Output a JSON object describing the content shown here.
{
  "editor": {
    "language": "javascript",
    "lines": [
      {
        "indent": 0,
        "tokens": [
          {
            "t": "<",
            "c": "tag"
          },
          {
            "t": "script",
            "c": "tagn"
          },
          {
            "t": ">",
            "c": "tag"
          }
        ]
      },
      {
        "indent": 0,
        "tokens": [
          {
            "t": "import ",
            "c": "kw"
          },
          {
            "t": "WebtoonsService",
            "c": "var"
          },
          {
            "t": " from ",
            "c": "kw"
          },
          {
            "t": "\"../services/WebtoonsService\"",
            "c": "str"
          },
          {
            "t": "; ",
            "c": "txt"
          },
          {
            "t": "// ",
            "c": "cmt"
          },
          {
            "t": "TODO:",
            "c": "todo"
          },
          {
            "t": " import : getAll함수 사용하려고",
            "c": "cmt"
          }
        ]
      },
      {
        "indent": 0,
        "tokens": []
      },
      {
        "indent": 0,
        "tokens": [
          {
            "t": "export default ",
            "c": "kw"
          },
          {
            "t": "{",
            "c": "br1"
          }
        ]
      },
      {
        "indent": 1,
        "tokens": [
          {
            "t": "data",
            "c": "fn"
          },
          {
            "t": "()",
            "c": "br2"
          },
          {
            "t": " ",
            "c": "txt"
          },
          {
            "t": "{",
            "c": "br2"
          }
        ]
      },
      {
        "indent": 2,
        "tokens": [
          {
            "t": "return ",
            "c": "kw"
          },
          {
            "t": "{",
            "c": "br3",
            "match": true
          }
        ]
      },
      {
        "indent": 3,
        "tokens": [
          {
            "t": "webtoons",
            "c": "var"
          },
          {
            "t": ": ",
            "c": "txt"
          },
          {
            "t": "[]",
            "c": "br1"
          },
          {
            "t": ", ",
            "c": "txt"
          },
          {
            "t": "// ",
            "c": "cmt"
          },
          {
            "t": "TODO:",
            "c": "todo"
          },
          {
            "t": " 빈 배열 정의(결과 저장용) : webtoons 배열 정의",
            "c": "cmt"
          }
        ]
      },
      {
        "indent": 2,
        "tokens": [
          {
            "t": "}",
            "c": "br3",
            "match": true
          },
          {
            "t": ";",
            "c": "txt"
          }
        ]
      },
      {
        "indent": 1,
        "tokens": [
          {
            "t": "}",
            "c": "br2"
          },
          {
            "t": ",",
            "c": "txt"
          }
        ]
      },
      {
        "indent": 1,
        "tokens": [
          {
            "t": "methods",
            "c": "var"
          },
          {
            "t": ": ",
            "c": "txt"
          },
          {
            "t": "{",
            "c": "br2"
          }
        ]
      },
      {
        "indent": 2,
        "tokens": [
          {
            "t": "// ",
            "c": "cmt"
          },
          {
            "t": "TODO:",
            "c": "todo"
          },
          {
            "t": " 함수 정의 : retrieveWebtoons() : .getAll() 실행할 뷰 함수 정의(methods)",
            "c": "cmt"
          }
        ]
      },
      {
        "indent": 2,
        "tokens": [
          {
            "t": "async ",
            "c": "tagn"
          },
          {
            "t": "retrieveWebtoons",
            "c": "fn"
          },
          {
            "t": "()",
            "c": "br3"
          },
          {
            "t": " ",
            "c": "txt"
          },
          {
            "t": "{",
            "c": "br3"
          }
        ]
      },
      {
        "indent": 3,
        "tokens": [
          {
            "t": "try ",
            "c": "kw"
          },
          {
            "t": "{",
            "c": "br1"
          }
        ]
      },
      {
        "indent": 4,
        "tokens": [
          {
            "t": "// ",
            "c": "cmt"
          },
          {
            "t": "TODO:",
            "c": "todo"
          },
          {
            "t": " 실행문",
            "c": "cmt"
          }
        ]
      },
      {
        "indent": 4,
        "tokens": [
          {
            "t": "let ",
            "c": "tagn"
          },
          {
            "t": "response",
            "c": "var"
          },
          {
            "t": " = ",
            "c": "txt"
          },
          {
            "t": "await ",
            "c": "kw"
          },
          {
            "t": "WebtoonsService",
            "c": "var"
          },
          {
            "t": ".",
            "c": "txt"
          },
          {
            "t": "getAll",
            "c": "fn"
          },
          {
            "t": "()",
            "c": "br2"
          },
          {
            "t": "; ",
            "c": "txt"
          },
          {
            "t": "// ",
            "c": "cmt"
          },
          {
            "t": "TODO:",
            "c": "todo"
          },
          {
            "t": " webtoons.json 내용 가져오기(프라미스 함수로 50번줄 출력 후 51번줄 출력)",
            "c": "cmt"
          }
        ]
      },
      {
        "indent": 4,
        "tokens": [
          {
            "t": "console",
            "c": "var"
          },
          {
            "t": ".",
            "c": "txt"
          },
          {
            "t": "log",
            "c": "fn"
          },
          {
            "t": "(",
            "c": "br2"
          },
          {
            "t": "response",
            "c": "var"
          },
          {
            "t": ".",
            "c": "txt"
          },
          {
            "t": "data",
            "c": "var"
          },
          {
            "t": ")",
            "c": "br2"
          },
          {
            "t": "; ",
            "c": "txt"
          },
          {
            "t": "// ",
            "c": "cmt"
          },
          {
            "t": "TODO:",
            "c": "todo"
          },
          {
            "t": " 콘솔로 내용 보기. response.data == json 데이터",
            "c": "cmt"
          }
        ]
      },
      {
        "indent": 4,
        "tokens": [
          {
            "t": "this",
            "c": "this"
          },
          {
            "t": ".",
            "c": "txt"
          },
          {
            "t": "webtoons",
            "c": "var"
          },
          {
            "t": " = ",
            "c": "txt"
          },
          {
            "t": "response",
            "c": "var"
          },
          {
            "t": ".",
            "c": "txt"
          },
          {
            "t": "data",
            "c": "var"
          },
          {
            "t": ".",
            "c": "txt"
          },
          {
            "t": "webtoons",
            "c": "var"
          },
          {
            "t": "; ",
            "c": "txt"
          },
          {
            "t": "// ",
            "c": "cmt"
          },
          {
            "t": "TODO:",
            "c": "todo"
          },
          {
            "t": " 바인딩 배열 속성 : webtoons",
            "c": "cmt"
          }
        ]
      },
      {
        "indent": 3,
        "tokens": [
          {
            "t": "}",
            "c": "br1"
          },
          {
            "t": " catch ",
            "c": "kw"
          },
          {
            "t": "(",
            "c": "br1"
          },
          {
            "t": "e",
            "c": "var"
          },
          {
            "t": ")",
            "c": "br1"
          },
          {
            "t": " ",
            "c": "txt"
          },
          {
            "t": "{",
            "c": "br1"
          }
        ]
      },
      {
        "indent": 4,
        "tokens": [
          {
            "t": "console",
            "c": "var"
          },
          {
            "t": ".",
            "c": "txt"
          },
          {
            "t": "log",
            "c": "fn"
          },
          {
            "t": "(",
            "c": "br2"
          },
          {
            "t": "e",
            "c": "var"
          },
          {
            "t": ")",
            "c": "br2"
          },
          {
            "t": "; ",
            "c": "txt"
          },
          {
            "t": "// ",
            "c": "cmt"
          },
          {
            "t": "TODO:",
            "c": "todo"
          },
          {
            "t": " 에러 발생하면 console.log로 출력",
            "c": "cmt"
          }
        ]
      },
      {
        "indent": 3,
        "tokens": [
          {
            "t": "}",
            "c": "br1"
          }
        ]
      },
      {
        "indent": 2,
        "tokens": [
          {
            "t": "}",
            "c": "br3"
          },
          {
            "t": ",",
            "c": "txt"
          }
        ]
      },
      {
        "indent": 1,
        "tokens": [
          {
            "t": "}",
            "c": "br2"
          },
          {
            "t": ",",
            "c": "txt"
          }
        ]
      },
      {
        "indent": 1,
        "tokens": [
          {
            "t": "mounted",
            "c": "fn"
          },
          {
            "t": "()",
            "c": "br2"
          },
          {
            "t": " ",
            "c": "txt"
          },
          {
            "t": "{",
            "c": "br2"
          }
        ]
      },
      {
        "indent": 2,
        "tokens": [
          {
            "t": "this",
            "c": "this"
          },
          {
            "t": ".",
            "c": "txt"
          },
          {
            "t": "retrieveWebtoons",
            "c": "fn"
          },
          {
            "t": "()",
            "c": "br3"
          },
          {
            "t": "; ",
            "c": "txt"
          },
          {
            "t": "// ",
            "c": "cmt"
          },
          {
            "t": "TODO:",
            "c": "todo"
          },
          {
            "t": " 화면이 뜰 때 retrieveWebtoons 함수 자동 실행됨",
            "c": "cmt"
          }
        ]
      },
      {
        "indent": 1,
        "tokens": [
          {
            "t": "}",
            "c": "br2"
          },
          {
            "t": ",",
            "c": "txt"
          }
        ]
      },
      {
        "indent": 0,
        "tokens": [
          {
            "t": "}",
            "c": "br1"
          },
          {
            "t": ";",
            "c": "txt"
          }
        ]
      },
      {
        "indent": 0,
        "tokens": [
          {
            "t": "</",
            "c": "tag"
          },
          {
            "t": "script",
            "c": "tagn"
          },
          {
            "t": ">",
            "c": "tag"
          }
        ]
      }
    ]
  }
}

> [WORK TO COMPLETE] Identify the lines that contain the string "retrieveWebtoons", and copy every one of them.

> [THE COMPLETED TASK]
            "t": " 함수 정의 : retrieveWebtoons() : .getAll() 실행할 뷰 함수 정의(methods)",
            "t": "retrieveWebtoons",
            "t": "retrieveWebtoons",
            "t": " 화면이 뜰 때 retrieveWebtoons 함수 자동 실행됨",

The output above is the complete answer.